(Collected data)
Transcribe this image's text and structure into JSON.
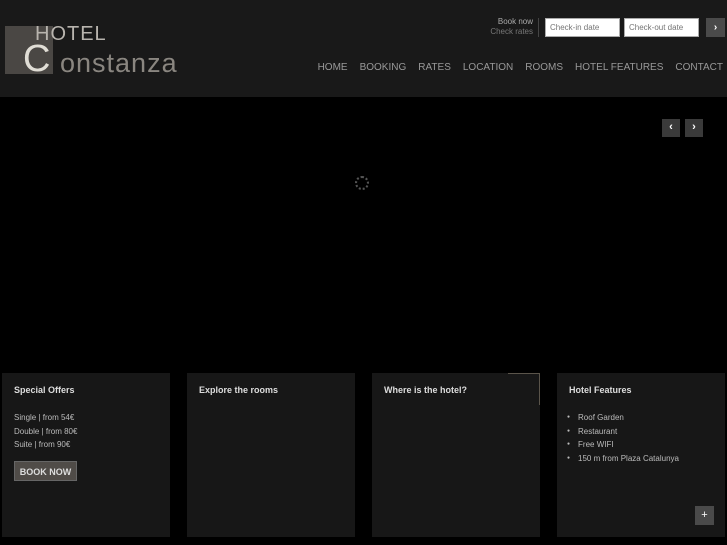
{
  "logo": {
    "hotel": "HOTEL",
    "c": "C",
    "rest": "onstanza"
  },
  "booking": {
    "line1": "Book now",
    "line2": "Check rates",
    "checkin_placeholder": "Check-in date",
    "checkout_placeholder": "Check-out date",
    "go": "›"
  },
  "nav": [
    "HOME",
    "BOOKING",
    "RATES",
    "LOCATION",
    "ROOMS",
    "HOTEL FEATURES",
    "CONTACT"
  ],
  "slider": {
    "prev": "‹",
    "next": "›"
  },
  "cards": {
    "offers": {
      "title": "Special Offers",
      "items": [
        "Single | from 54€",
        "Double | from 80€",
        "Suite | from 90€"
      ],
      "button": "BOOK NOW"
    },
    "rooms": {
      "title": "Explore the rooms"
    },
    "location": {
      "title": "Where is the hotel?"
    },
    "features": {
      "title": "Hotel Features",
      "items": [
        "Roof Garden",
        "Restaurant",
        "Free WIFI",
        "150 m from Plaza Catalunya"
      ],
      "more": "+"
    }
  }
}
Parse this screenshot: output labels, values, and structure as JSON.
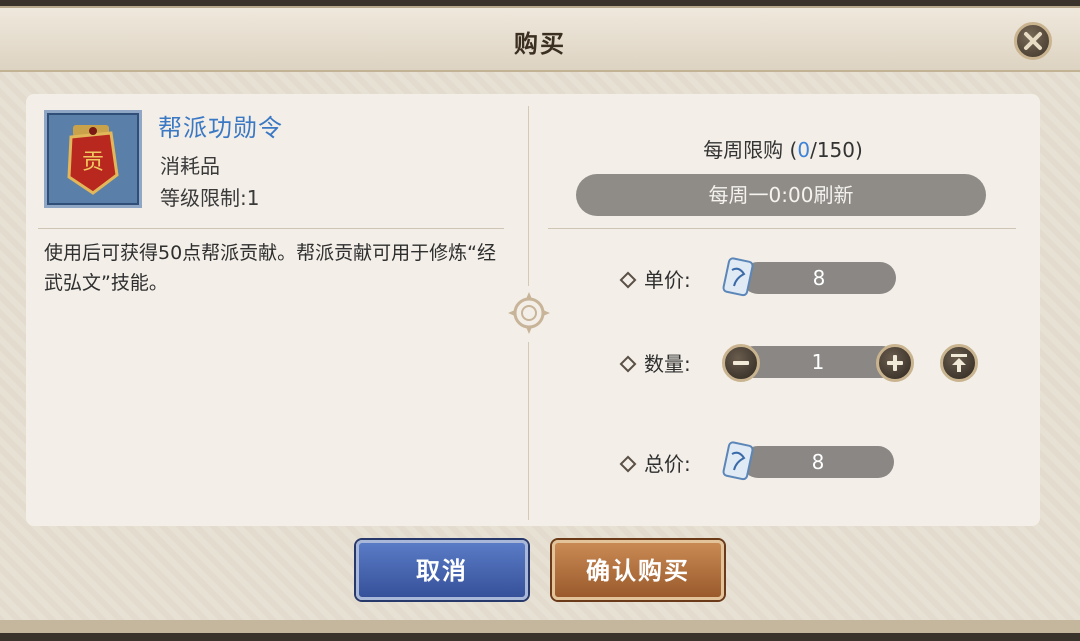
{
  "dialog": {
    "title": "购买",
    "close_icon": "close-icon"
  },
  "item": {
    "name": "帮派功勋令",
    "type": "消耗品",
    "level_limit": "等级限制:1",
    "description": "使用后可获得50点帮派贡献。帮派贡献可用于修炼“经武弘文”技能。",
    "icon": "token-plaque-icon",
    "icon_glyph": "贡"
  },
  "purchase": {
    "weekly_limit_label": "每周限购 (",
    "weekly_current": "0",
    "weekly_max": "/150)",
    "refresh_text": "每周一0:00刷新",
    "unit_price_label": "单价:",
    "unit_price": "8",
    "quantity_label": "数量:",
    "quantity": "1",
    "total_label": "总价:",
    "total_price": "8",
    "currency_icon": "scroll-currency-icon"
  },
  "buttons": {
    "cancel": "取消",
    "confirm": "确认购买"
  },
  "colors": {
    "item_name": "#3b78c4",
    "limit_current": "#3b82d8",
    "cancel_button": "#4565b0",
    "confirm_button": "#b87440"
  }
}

...

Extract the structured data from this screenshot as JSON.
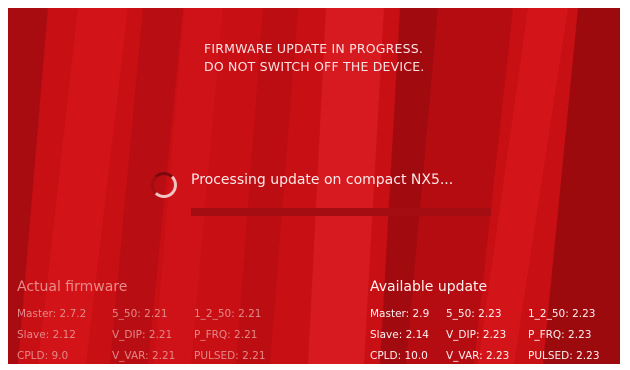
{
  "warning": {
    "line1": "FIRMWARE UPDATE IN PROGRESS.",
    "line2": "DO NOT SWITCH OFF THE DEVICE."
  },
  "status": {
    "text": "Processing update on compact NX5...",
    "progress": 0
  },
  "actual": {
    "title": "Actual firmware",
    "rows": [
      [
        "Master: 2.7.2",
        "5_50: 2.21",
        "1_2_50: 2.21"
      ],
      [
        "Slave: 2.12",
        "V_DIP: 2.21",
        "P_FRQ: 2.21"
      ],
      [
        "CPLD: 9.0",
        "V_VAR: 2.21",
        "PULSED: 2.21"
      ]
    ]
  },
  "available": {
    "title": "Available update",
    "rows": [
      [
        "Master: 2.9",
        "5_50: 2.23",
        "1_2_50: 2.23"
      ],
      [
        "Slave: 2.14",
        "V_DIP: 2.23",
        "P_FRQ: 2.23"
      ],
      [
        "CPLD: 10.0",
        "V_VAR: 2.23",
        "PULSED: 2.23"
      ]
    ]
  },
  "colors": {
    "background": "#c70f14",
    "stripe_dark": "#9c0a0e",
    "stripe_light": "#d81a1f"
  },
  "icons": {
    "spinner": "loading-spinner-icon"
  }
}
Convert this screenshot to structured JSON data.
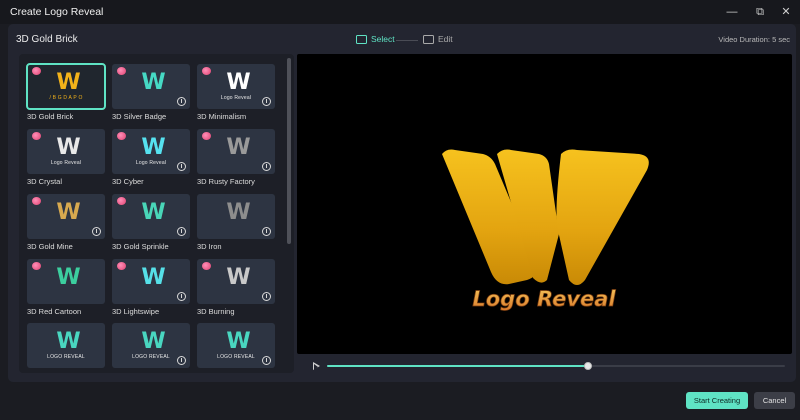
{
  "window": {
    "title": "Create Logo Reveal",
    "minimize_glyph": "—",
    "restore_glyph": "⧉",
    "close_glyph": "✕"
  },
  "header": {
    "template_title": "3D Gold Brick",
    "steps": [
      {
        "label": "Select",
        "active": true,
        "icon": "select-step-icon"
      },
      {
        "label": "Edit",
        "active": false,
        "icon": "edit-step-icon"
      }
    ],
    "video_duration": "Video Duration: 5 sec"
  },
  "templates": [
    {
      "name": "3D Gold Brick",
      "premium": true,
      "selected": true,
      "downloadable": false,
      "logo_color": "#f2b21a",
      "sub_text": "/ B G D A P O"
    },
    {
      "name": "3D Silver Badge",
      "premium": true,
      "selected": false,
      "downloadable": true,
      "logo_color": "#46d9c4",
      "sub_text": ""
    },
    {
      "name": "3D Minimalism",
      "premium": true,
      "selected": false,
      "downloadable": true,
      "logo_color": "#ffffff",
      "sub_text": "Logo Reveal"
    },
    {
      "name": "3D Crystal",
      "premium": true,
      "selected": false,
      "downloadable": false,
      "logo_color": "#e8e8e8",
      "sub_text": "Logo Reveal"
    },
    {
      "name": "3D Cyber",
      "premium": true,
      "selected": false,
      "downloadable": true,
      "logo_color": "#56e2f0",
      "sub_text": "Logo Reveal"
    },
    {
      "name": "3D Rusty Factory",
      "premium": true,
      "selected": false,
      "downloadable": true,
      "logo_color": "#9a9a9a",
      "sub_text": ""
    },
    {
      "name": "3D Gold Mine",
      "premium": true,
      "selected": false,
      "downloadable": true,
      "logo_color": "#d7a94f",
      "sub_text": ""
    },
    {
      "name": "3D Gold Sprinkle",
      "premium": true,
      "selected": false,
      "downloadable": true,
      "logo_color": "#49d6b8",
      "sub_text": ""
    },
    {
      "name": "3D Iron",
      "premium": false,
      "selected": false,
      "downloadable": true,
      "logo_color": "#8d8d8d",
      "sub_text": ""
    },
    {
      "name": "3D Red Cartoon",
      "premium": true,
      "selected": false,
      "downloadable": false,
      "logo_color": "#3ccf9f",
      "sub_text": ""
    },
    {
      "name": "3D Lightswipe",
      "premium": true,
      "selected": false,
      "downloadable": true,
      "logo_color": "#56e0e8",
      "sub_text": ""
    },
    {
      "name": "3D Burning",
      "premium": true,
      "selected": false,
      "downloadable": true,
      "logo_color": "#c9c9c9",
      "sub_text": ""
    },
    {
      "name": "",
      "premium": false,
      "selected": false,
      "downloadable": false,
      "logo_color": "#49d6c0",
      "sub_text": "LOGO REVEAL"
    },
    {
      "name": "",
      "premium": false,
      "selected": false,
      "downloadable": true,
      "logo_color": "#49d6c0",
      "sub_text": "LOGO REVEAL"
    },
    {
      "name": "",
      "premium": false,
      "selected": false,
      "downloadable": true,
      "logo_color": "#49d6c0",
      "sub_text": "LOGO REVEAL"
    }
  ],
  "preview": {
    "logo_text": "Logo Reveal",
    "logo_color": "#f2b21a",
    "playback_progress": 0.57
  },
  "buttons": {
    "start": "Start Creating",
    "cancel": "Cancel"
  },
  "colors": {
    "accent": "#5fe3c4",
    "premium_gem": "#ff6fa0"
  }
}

*What the task requires*. Which lines hold the word "Brick"? Copy every one of them.

*Solution below*.
    "template_title": "3D Gold Brick",
      "name": "3D Gold Brick",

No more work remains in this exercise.